(Stored entries)
○ ○ ○ ○ ○ ○ ○
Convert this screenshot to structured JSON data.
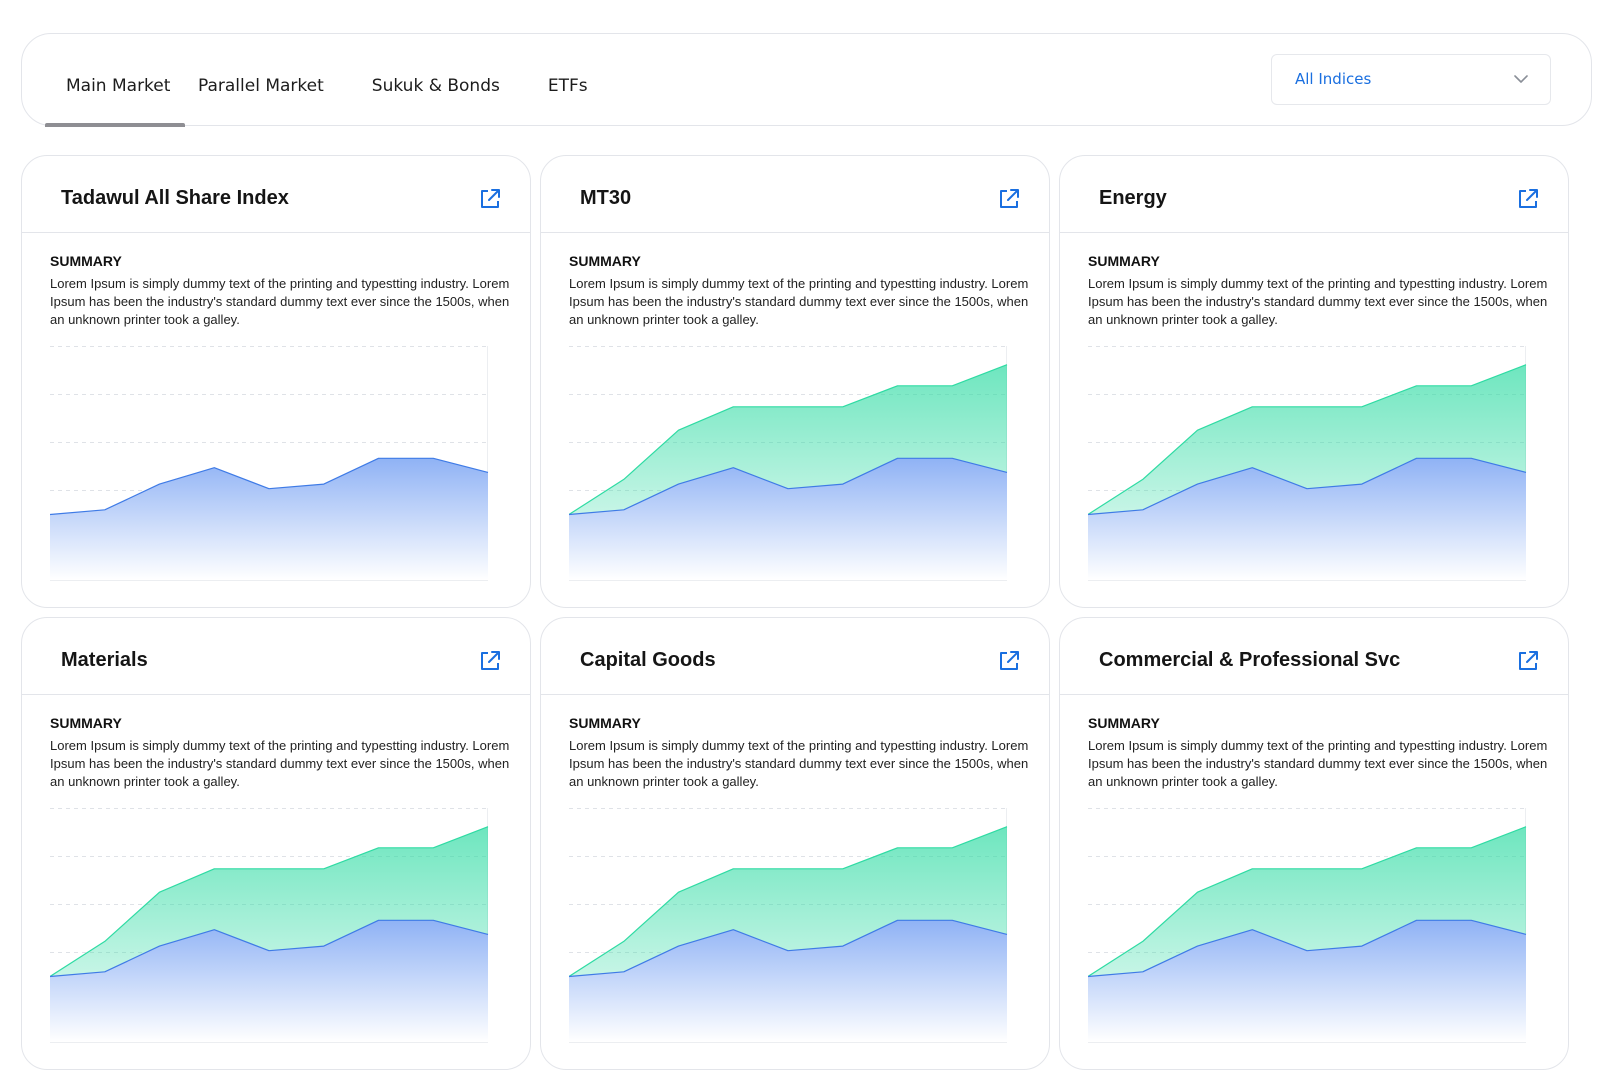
{
  "tabs": [
    {
      "label": "Main Market",
      "active": true
    },
    {
      "label": "Parallel Market",
      "active": false
    },
    {
      "label": "Sukuk & Bonds",
      "active": false
    },
    {
      "label": "ETFs",
      "active": false
    }
  ],
  "filter": {
    "selected": "All Indices",
    "icon": "chevron-down-icon"
  },
  "colors": {
    "accent": "#1a6fe0",
    "green_series": "#2fdba3",
    "blue_series": "#3f7be6",
    "border": "#e3e5ea",
    "active_tab_indicator": "#8e8e93"
  },
  "cards": [
    {
      "title": "Tadawul All Share Index",
      "summary_label": "SUMMARY",
      "summary": "Lorem Ipsum is simply dummy text of the printing and typestting industry. Lorem Ipsum has been the industry's standard dummy text ever since the 1500s, when an unknown printer took a galley.",
      "link_icon": "external-link-icon"
    },
    {
      "title": "MT30",
      "summary_label": "SUMMARY",
      "summary": "Lorem Ipsum is simply dummy text of the printing and typestting industry. Lorem Ipsum has been the industry's standard dummy text ever since the 1500s, when an unknown printer took a galley.",
      "link_icon": "external-link-icon"
    },
    {
      "title": "Energy",
      "summary_label": "SUMMARY",
      "summary": "Lorem Ipsum is simply dummy text of the printing and typestting industry. Lorem Ipsum has been the industry's standard dummy text ever since the 1500s, when an unknown printer took a galley.",
      "link_icon": "external-link-icon"
    },
    {
      "title": "Materials",
      "summary_label": "SUMMARY",
      "summary": "Lorem Ipsum is simply dummy text of the printing and typestting industry. Lorem Ipsum has been the industry's standard dummy text ever since the 1500s, when an unknown printer took a galley.",
      "link_icon": "external-link-icon"
    },
    {
      "title": "Capital Goods",
      "summary_label": "SUMMARY",
      "summary": "Lorem Ipsum is simply dummy text of the printing and typestting industry. Lorem Ipsum has been the industry's standard dummy text ever since the 1500s, when an unknown printer took a galley.",
      "link_icon": "external-link-icon"
    },
    {
      "title": "Commercial & Professional Svc",
      "summary_label": "SUMMARY",
      "summary": "Lorem Ipsum is simply dummy text of the printing and typestting industry. Lorem Ipsum has been the industry's standard dummy text ever since the 1500s, when an unknown printer took a galley.",
      "link_icon": "external-link-icon"
    }
  ],
  "chart_data": [
    {
      "type": "area",
      "ylim": [
        0,
        100
      ],
      "grid": true,
      "series": [
        {
          "values": [
            28,
            30,
            41,
            48,
            39,
            41,
            52,
            52,
            46
          ]
        }
      ]
    },
    {
      "type": "area",
      "ylim": [
        0,
        100
      ],
      "grid": true,
      "series": [
        {
          "values": [
            28,
            43,
            64,
            74,
            74,
            74,
            83,
            83,
            92
          ]
        },
        {
          "values": [
            28,
            30,
            41,
            48,
            39,
            41,
            52,
            52,
            46
          ]
        }
      ]
    },
    {
      "type": "area",
      "ylim": [
        0,
        100
      ],
      "grid": true,
      "series": [
        {
          "values": [
            28,
            43,
            64,
            74,
            74,
            74,
            83,
            83,
            92
          ]
        },
        {
          "values": [
            28,
            30,
            41,
            48,
            39,
            41,
            52,
            52,
            46
          ]
        }
      ]
    },
    {
      "type": "area",
      "ylim": [
        0,
        100
      ],
      "grid": true,
      "series": [
        {
          "values": [
            28,
            43,
            64,
            74,
            74,
            74,
            83,
            83,
            92
          ]
        },
        {
          "values": [
            28,
            30,
            41,
            48,
            39,
            41,
            52,
            52,
            46
          ]
        }
      ]
    },
    {
      "type": "area",
      "ylim": [
        0,
        100
      ],
      "grid": true,
      "series": [
        {
          "values": [
            28,
            43,
            64,
            74,
            74,
            74,
            83,
            83,
            92
          ]
        },
        {
          "values": [
            28,
            30,
            41,
            48,
            39,
            41,
            52,
            52,
            46
          ]
        }
      ]
    },
    {
      "type": "area",
      "ylim": [
        0,
        100
      ],
      "grid": true,
      "series": [
        {
          "values": [
            28,
            43,
            64,
            74,
            74,
            74,
            83,
            83,
            92
          ]
        },
        {
          "values": [
            28,
            30,
            41,
            48,
            39,
            41,
            52,
            52,
            46
          ]
        }
      ]
    }
  ]
}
○ ○ ○ ○ ○ ○ ○
__Task prompt__
Transcribe all of the entries word for word, but skip any pictures they contain.

__Final result__
Convert this screenshot to structured JSON data.
{
  "tabs": [
    {
      "label": "Main Market",
      "active": true
    },
    {
      "label": "Parallel Market",
      "active": false
    },
    {
      "label": "Sukuk & Bonds",
      "active": false
    },
    {
      "label": "ETFs",
      "active": false
    }
  ],
  "filter": {
    "selected": "All Indices",
    "icon": "chevron-down-icon"
  },
  "colors": {
    "accent": "#1a6fe0",
    "green_series": "#2fdba3",
    "blue_series": "#3f7be6",
    "border": "#e3e5ea",
    "active_tab_indicator": "#8e8e93"
  },
  "cards": [
    {
      "title": "Tadawul All Share Index",
      "summary_label": "SUMMARY",
      "summary": "Lorem Ipsum is simply dummy text of the printing and typestting industry. Lorem Ipsum has been the industry's standard dummy text ever since the 1500s, when an unknown printer took a galley.",
      "link_icon": "external-link-icon"
    },
    {
      "title": "MT30",
      "summary_label": "SUMMARY",
      "summary": "Lorem Ipsum is simply dummy text of the printing and typestting industry. Lorem Ipsum has been the industry's standard dummy text ever since the 1500s, when an unknown printer took a galley.",
      "link_icon": "external-link-icon"
    },
    {
      "title": "Energy",
      "summary_label": "SUMMARY",
      "summary": "Lorem Ipsum is simply dummy text of the printing and typestting industry. Lorem Ipsum has been the industry's standard dummy text ever since the 1500s, when an unknown printer took a galley.",
      "link_icon": "external-link-icon"
    },
    {
      "title": "Materials",
      "summary_label": "SUMMARY",
      "summary": "Lorem Ipsum is simply dummy text of the printing and typestting industry. Lorem Ipsum has been the industry's standard dummy text ever since the 1500s, when an unknown printer took a galley.",
      "link_icon": "external-link-icon"
    },
    {
      "title": "Capital Goods",
      "summary_label": "SUMMARY",
      "summary": "Lorem Ipsum is simply dummy text of the printing and typestting industry. Lorem Ipsum has been the industry's standard dummy text ever since the 1500s, when an unknown printer took a galley.",
      "link_icon": "external-link-icon"
    },
    {
      "title": "Commercial & Professional Svc",
      "summary_label": "SUMMARY",
      "summary": "Lorem Ipsum is simply dummy text of the printing and typestting industry. Lorem Ipsum has been the industry's standard dummy text ever since the 1500s, when an unknown printer took a galley.",
      "link_icon": "external-link-icon"
    }
  ],
  "chart_data": [
    {
      "type": "area",
      "ylim": [
        0,
        100
      ],
      "grid": true,
      "series": [
        {
          "values": [
            28,
            30,
            41,
            48,
            39,
            41,
            52,
            52,
            46
          ]
        }
      ]
    },
    {
      "type": "area",
      "ylim": [
        0,
        100
      ],
      "grid": true,
      "series": [
        {
          "values": [
            28,
            43,
            64,
            74,
            74,
            74,
            83,
            83,
            92
          ]
        },
        {
          "values": [
            28,
            30,
            41,
            48,
            39,
            41,
            52,
            52,
            46
          ]
        }
      ]
    },
    {
      "type": "area",
      "ylim": [
        0,
        100
      ],
      "grid": true,
      "series": [
        {
          "values": [
            28,
            43,
            64,
            74,
            74,
            74,
            83,
            83,
            92
          ]
        },
        {
          "values": [
            28,
            30,
            41,
            48,
            39,
            41,
            52,
            52,
            46
          ]
        }
      ]
    },
    {
      "type": "area",
      "ylim": [
        0,
        100
      ],
      "grid": true,
      "series": [
        {
          "values": [
            28,
            43,
            64,
            74,
            74,
            74,
            83,
            83,
            92
          ]
        },
        {
          "values": [
            28,
            30,
            41,
            48,
            39,
            41,
            52,
            52,
            46
          ]
        }
      ]
    },
    {
      "type": "area",
      "ylim": [
        0,
        100
      ],
      "grid": true,
      "series": [
        {
          "values": [
            28,
            43,
            64,
            74,
            74,
            74,
            83,
            83,
            92
          ]
        },
        {
          "values": [
            28,
            30,
            41,
            48,
            39,
            41,
            52,
            52,
            46
          ]
        }
      ]
    },
    {
      "type": "area",
      "ylim": [
        0,
        100
      ],
      "grid": true,
      "series": [
        {
          "values": [
            28,
            43,
            64,
            74,
            74,
            74,
            83,
            83,
            92
          ]
        },
        {
          "values": [
            28,
            30,
            41,
            48,
            39,
            41,
            52,
            52,
            46
          ]
        }
      ]
    }
  ]
}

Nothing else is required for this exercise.